▸ **Work required**:
Lines holding the string "wszystkim" are the ones to copy from this listing.

▸ **Given information**:
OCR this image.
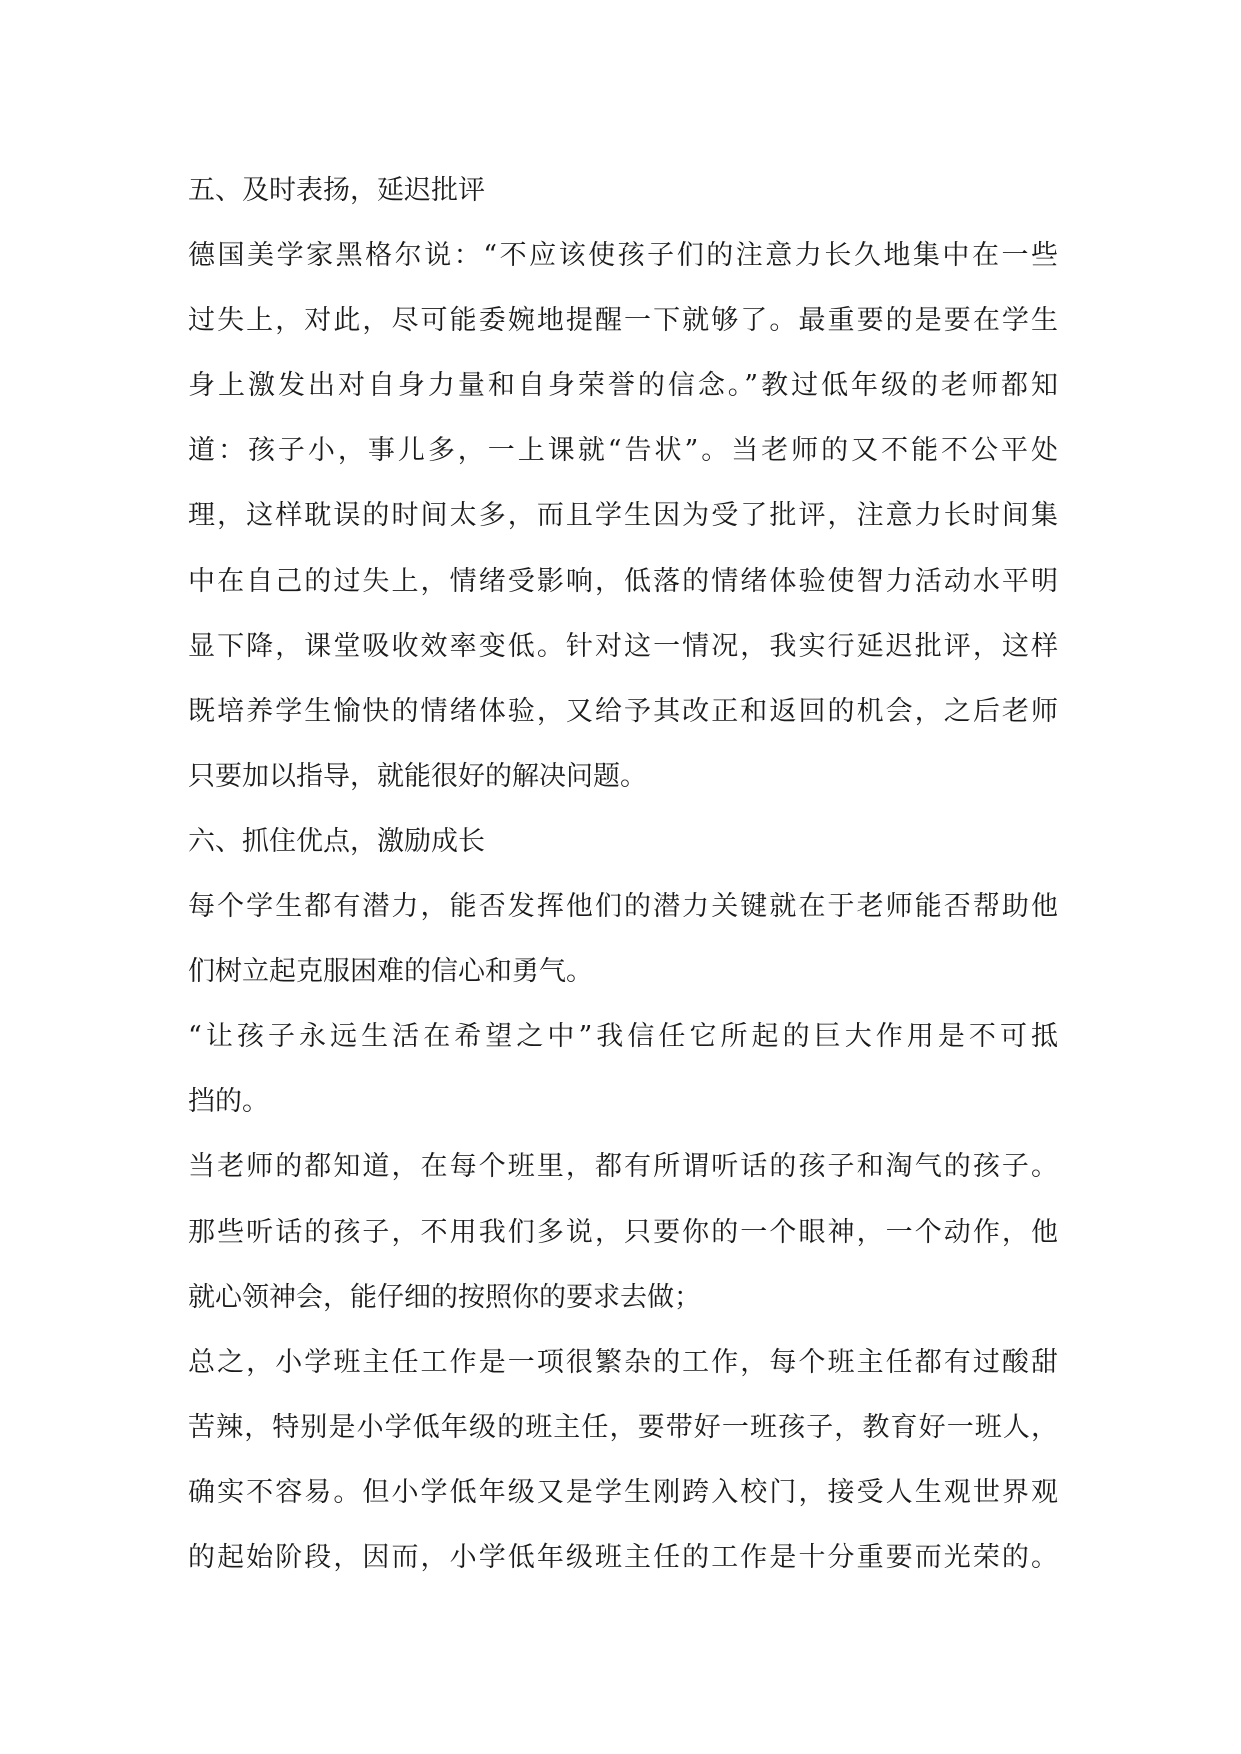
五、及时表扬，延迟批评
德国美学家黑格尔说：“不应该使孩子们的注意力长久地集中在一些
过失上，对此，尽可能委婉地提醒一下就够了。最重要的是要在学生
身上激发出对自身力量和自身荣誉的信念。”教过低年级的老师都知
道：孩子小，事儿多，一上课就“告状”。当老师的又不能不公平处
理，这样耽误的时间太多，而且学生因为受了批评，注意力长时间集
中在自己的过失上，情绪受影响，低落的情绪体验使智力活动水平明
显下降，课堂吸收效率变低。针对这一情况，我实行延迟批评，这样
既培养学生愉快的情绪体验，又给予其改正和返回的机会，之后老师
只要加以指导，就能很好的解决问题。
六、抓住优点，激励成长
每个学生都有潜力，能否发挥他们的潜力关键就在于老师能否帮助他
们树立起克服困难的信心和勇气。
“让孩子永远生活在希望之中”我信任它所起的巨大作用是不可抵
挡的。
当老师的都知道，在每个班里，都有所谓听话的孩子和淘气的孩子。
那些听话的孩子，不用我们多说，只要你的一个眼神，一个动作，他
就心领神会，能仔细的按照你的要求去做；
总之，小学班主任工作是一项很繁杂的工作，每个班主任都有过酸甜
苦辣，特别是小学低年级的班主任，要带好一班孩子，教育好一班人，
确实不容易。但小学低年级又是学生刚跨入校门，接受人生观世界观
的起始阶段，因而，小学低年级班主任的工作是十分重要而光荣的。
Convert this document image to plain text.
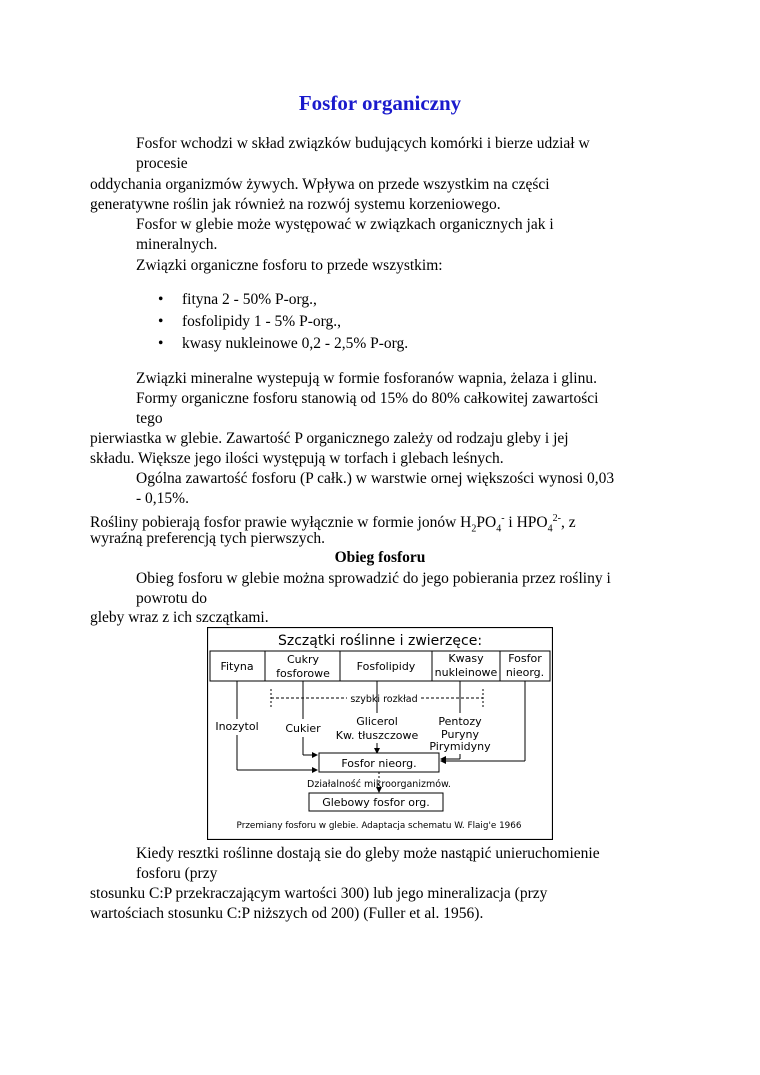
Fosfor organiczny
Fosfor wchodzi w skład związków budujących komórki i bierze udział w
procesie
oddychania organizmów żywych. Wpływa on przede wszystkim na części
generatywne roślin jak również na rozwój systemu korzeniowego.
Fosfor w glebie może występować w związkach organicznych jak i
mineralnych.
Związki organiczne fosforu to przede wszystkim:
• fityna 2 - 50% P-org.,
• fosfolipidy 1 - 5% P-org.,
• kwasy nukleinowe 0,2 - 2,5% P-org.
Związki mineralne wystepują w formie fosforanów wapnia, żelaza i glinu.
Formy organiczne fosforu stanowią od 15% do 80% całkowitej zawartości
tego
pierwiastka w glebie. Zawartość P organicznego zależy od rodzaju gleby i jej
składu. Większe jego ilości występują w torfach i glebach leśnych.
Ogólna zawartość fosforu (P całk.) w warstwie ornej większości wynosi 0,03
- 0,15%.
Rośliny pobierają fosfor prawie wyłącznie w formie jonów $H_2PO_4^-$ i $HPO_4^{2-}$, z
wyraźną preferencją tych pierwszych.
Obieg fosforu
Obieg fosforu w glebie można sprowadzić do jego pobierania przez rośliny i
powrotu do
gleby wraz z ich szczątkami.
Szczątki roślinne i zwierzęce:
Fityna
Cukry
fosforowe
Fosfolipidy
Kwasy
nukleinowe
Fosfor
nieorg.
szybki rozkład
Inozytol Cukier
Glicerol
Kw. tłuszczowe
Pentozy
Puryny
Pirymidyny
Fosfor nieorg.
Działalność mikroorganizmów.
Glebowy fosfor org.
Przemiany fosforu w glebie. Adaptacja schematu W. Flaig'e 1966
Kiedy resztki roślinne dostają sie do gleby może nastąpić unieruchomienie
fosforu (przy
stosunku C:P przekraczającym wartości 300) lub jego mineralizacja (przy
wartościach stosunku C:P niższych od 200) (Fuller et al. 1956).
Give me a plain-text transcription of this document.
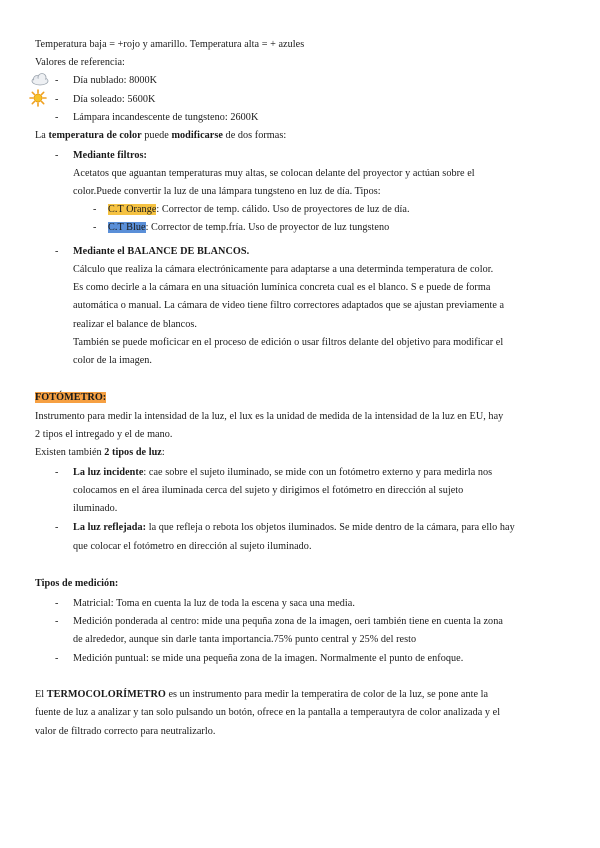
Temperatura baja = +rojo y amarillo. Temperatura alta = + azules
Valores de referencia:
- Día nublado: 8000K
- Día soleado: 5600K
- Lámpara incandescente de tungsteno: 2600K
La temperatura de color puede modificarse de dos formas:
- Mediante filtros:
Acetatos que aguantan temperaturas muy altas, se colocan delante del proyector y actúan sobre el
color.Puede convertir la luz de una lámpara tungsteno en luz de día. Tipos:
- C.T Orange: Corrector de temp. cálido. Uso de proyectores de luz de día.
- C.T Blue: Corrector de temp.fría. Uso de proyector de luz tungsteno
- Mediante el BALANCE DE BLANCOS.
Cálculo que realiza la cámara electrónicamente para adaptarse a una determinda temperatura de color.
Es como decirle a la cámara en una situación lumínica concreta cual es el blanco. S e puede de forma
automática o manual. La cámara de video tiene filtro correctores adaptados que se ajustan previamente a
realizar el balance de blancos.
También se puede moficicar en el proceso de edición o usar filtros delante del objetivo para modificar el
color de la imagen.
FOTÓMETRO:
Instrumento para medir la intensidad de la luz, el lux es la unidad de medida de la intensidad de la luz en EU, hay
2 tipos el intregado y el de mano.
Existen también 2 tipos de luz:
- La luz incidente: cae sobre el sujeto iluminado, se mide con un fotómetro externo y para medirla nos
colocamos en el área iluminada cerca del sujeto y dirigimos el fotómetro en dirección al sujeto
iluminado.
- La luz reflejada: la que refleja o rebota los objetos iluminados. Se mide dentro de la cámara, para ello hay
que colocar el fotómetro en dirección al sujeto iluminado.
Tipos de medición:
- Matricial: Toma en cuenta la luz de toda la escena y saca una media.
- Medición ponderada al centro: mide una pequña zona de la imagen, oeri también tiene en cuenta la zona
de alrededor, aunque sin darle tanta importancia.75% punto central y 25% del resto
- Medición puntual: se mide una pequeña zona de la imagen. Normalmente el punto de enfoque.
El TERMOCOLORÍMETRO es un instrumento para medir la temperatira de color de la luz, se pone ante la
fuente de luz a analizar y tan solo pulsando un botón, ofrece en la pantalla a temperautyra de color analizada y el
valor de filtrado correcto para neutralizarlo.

▸ **Exercise solution**:
oddychania organizmów żywych. Wpływa on przede wszystkim na części
Związki organiczne fosforu to przede wszystkim:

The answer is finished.